>> start
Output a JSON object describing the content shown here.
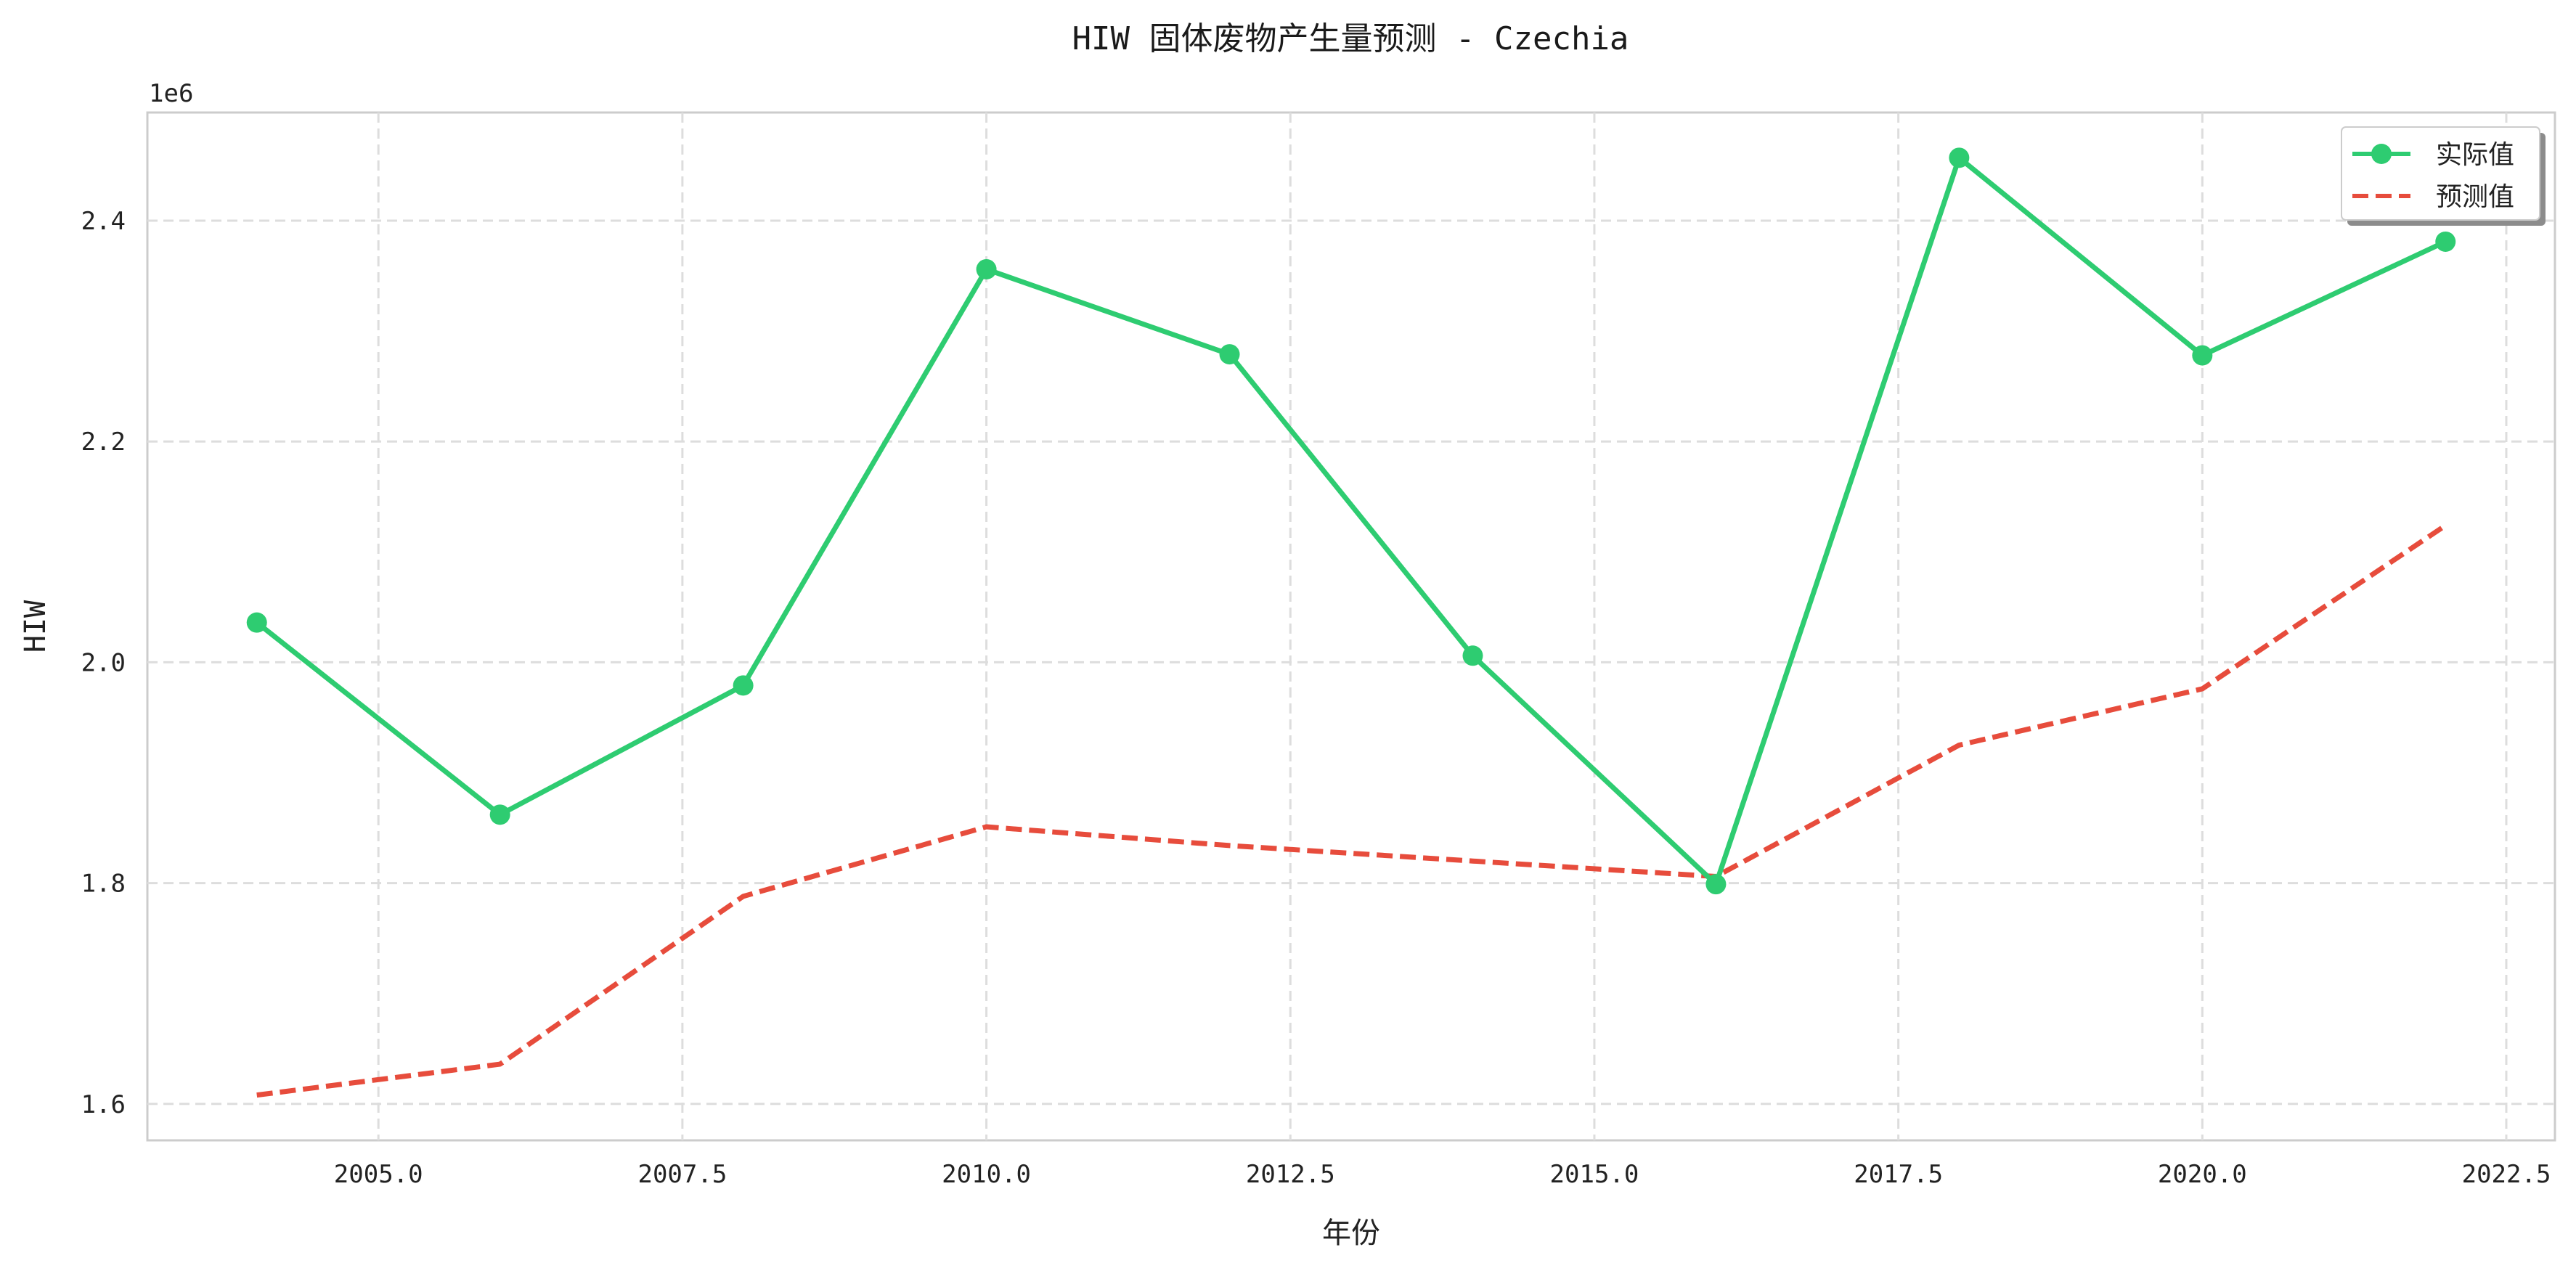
{
  "chart_data": {
    "type": "line",
    "title": "HIW 固体废物产生量预测 - Czechia",
    "xlabel": "年份",
    "ylabel": "HIW",
    "y_offset_label": "1e6",
    "xlim": [
      2003.1,
      2022.9
    ],
    "ylim": [
      1567000,
      2498000
    ],
    "x_ticks": [
      2005.0,
      2007.5,
      2010.0,
      2012.5,
      2015.0,
      2017.5,
      2020.0,
      2022.5
    ],
    "x_tick_labels": [
      "2005.0",
      "2007.5",
      "2010.0",
      "2012.5",
      "2015.0",
      "2017.5",
      "2020.0",
      "2022.5"
    ],
    "y_ticks": [
      1600000,
      1800000,
      2000000,
      2200000,
      2400000
    ],
    "y_tick_labels": [
      "1.6",
      "1.8",
      "2.0",
      "2.2",
      "2.4"
    ],
    "grid": true,
    "legend_placement": "top-right",
    "series": [
      {
        "name": "实际值",
        "color": "#2ecc71",
        "style": "solid-markers",
        "x": [
          2004,
          2006,
          2008,
          2010,
          2012,
          2014,
          2016,
          2018,
          2020,
          2022
        ],
        "values": [
          2036000,
          1862000,
          1979000,
          2356000,
          2279000,
          2006000,
          1799000,
          2457000,
          2278000,
          2381000
        ]
      },
      {
        "name": "预测值",
        "color": "#e74c3c",
        "style": "dashed",
        "x": [
          2004,
          2006,
          2008,
          2010,
          2012,
          2014,
          2016,
          2018,
          2020,
          2022
        ],
        "values": [
          1608000,
          1636000,
          1788000,
          1851000,
          1834000,
          1820000,
          1806000,
          1925000,
          1976000,
          2124000
        ]
      }
    ]
  }
}
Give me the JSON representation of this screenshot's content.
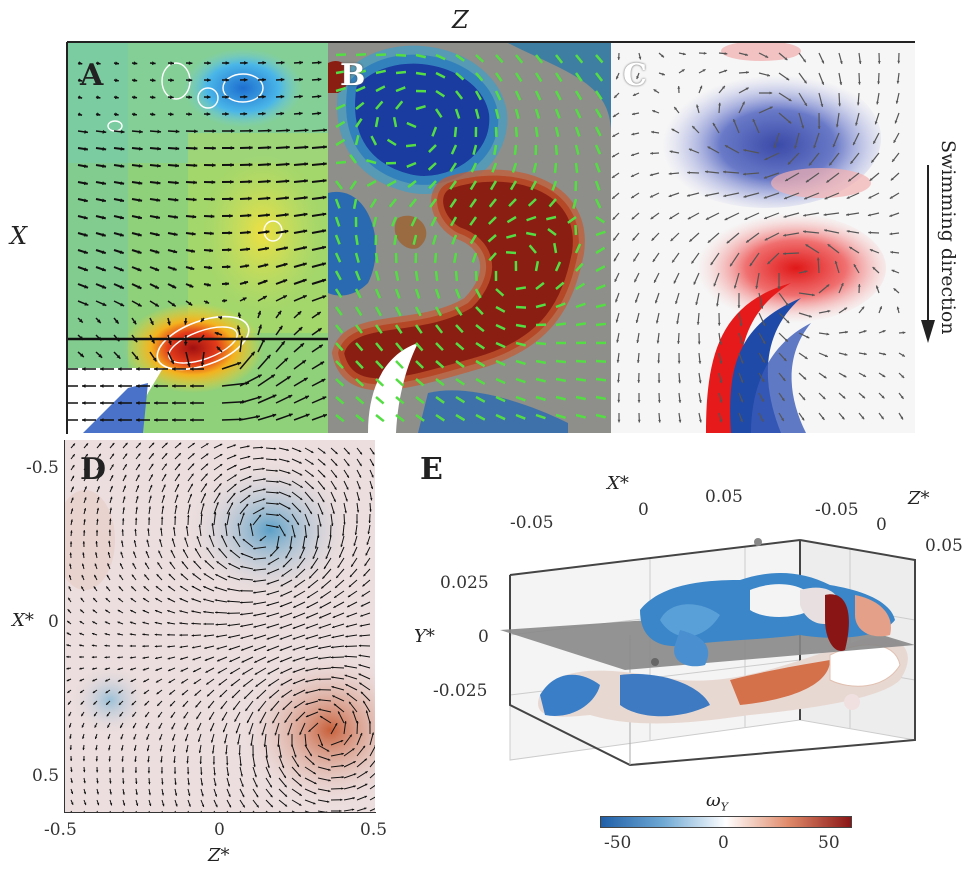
{
  "figure": {
    "top_axis_label": "Z",
    "left_axis_label": "X",
    "swimming_label": "Swimming direction"
  },
  "panels": {
    "A": {
      "label": "A"
    },
    "B": {
      "label": "B"
    },
    "C": {
      "label": "C"
    },
    "D": {
      "label": "D",
      "xlabel": "Z*",
      "ylabel": "X*",
      "xticks": [
        "-0.5",
        "0",
        "0.5"
      ],
      "yticks": [
        "-0.5",
        "0",
        "0.5"
      ]
    },
    "E": {
      "label": "E",
      "x_axis_label": "X*",
      "x_ticks": [
        "-0.05",
        "0",
        "0.05"
      ],
      "z_axis_label": "Z*",
      "z_ticks": [
        "-0.05",
        "0",
        "0.05"
      ],
      "y_axis_label": "Y*",
      "y_ticks": [
        "0.025",
        "0",
        "-0.025"
      ],
      "colorbar_label": "ω",
      "colorbar_sub": "Y",
      "colorbar_ticks": [
        "-50",
        "0",
        "50"
      ],
      "colorbar_colors": [
        "#1f5fa8",
        "#6fa9d4",
        "#ffffff",
        "#e08a6a",
        "#8a1515"
      ]
    }
  },
  "colors": {
    "vectors_dark": "#111111",
    "vectors_green": "#55dd44",
    "vectors_grey": "#555555"
  }
}
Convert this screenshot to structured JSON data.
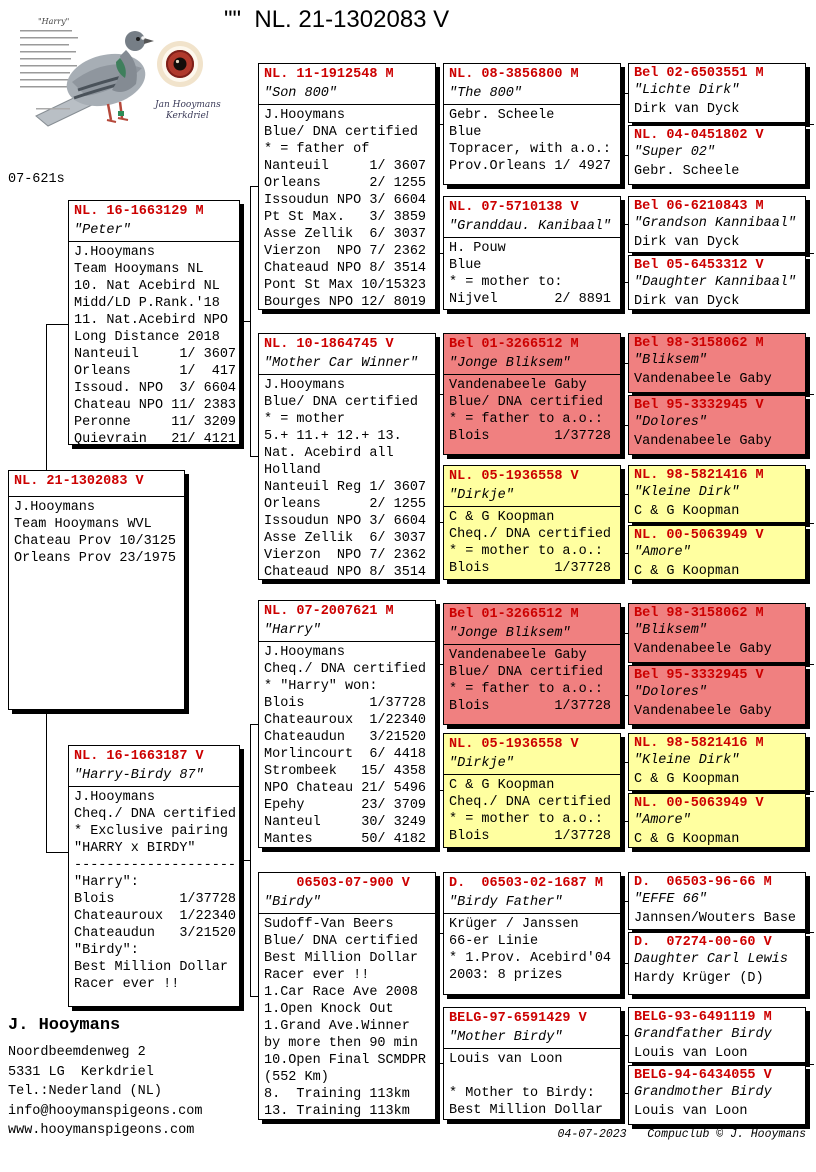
>> end
» **What the task asks**: Would you mind returning each entry above word for word, skipping the images?

» **Task answer**:
Output a JSON object describing the content shown here.
{
  "chart_data": {
    "type": "line",
    "title": "HIW 固体废物产生量预测 - Czechia",
    "xlabel": "年份",
    "ylabel": "HIW",
    "y_offset_label": "1e6",
    "xlim": [
      2003.1,
      2022.9
    ],
    "ylim": [
      1567000,
      2498000
    ],
    "x_ticks": [
      2005.0,
      2007.5,
      2010.0,
      2012.5,
      2015.0,
      2017.5,
      2020.0,
      2022.5
    ],
    "x_tick_labels": [
      "2005.0",
      "2007.5",
      "2010.0",
      "2012.5",
      "2015.0",
      "2017.5",
      "2020.0",
      "2022.5"
    ],
    "y_ticks": [
      1600000,
      1800000,
      2000000,
      2200000,
      2400000
    ],
    "y_tick_labels": [
      "1.6",
      "1.8",
      "2.0",
      "2.2",
      "2.4"
    ],
    "grid": true,
    "legend_placement": "top-right",
    "series": [
      {
        "name": "实际值",
        "color": "#2ecc71",
        "style": "solid-markers",
        "x": [
          2004,
          2006,
          2008,
          2010,
          2012,
          2014,
          2016,
          2018,
          2020,
          2022
        ],
        "values": [
          2036000,
          1862000,
          1979000,
          2356000,
          2279000,
          2006000,
          1799000,
          2457000,
          2278000,
          2381000
        ]
      },
      {
        "name": "预测值",
        "color": "#e74c3c",
        "style": "dashed",
        "x": [
          2004,
          2006,
          2008,
          2010,
          2012,
          2014,
          2016,
          2018,
          2020,
          2022
        ],
        "values": [
          1608000,
          1636000,
          1788000,
          1851000,
          1834000,
          1820000,
          1806000,
          1925000,
          1976000,
          2124000
        ]
      }
    ]
  }
}
Give me the JSON representation of this screenshot's content.
{
  "figure": {
    "top_axis_label": "Z",
    "left_axis_label": "X",
    "swimming_label": "Swimming direction"
  },
  "panels": {
    "A": {
      "label": "A"
    },
    "B": {
      "label": "B"
    },
    "C": {
      "label": "C"
    },
    "D": {
      "label": "D",
      "xlabel": "Z*",
      "ylabel": "X*",
      "xticks": [
        "-0.5",
        "0",
        "0.5"
      ],
      "yticks": [
        "-0.5",
        "0",
        "0.5"
      ]
    },
    "E": {
      "label": "E",
      "x_axis_label": "X*",
      "x_ticks": [
        "-0.05",
        "0",
        "0.05"
      ],
      "z_axis_label": "Z*",
      "z_ticks": [
        "-0.05",
        "0",
        "0.05"
      ],
      "y_axis_label": "Y*",
      "y_ticks": [
        "0.025",
        "0",
        "-0.025"
      ],
      "colorbar_label": "ω",
      "colorbar_sub": "Y",
      "colorbar_ticks": [
        "-50",
        "0",
        "50"
      ],
      "colorbar_colors": [
        "#1f5fa8",
        "#6fa9d4",
        "#ffffff",
        "#e08a6a",
        "#8a1515"
      ]
    }
  },
  "colors": {
    "vectors_dark": "#111111",
    "vectors_green": "#55dd44",
    "vectors_grey": "#555555"
  }
}
Convert this screenshot to structured JSON data.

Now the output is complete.